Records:
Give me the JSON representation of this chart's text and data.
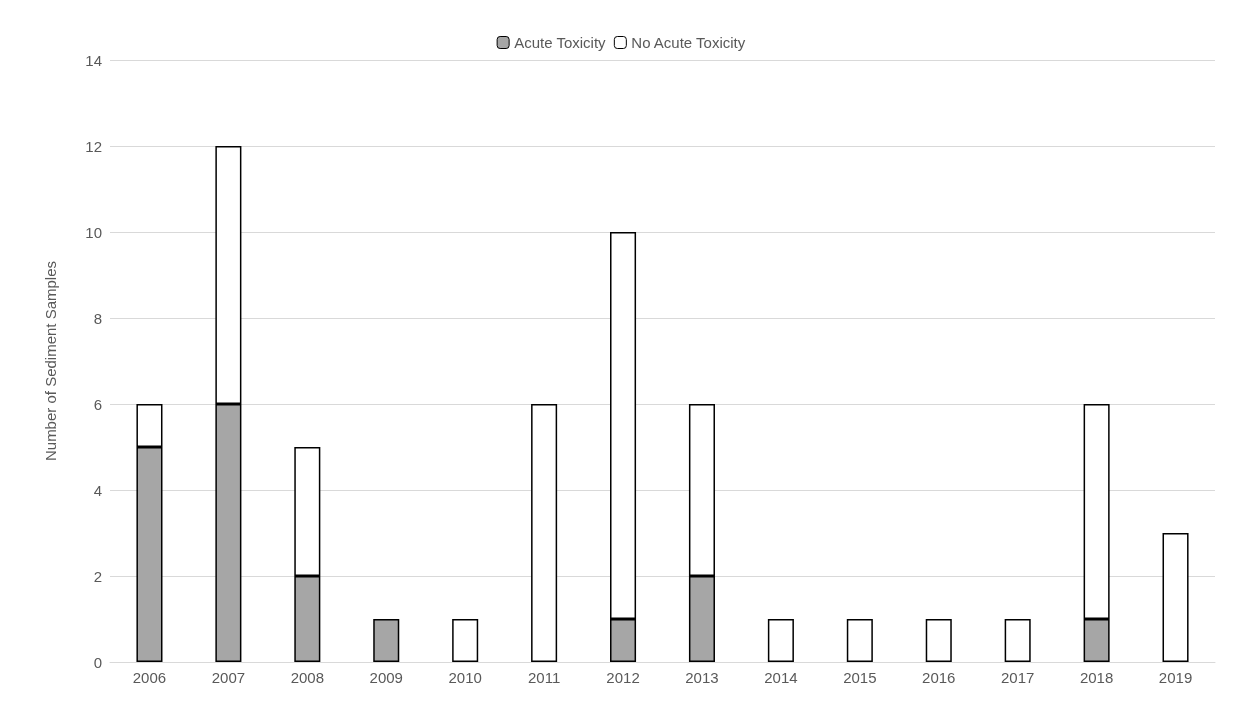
{
  "chart_data": {
    "type": "bar",
    "stacked": true,
    "ylabel": "Number of Sediment Samples",
    "categories": [
      "2006",
      "2007",
      "2008",
      "2009",
      "2010",
      "2011",
      "2012",
      "2013",
      "2014",
      "2015",
      "2016",
      "2017",
      "2018",
      "2019"
    ],
    "series": [
      {
        "name": "Acute Toxicity",
        "color": "#a6a6a6",
        "values": [
          5,
          6,
          2,
          1,
          0,
          0,
          1,
          2,
          0,
          0,
          0,
          0,
          1,
          0
        ]
      },
      {
        "name": "No Acute Toxicity",
        "color": "#ffffff",
        "values": [
          1,
          6,
          3,
          0,
          1,
          6,
          9,
          4,
          1,
          1,
          1,
          1,
          5,
          3
        ]
      }
    ],
    "ylim": [
      0,
      14
    ],
    "yticks": [
      0,
      2,
      4,
      6,
      8,
      10,
      12,
      14
    ],
    "grid": "y",
    "legend": "top"
  }
}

◆ THE TASK ◆
The records above must be echoed exactly, minus their pictures.

◆ CORRECT RESULT ◆
Give me the JSON representation of this chart's text and data.
{
  "chart_data": {
    "type": "bar",
    "stacked": true,
    "ylabel": "Number of Sediment Samples",
    "categories": [
      "2006",
      "2007",
      "2008",
      "2009",
      "2010",
      "2011",
      "2012",
      "2013",
      "2014",
      "2015",
      "2016",
      "2017",
      "2018",
      "2019"
    ],
    "series": [
      {
        "name": "Acute Toxicity",
        "color": "#a6a6a6",
        "values": [
          5,
          6,
          2,
          1,
          0,
          0,
          1,
          2,
          0,
          0,
          0,
          0,
          1,
          0
        ]
      },
      {
        "name": "No Acute Toxicity",
        "color": "#ffffff",
        "values": [
          1,
          6,
          3,
          0,
          1,
          6,
          9,
          4,
          1,
          1,
          1,
          1,
          5,
          3
        ]
      }
    ],
    "ylim": [
      0,
      14
    ],
    "yticks": [
      0,
      2,
      4,
      6,
      8,
      10,
      12,
      14
    ],
    "grid": "y",
    "legend": "top"
  }
}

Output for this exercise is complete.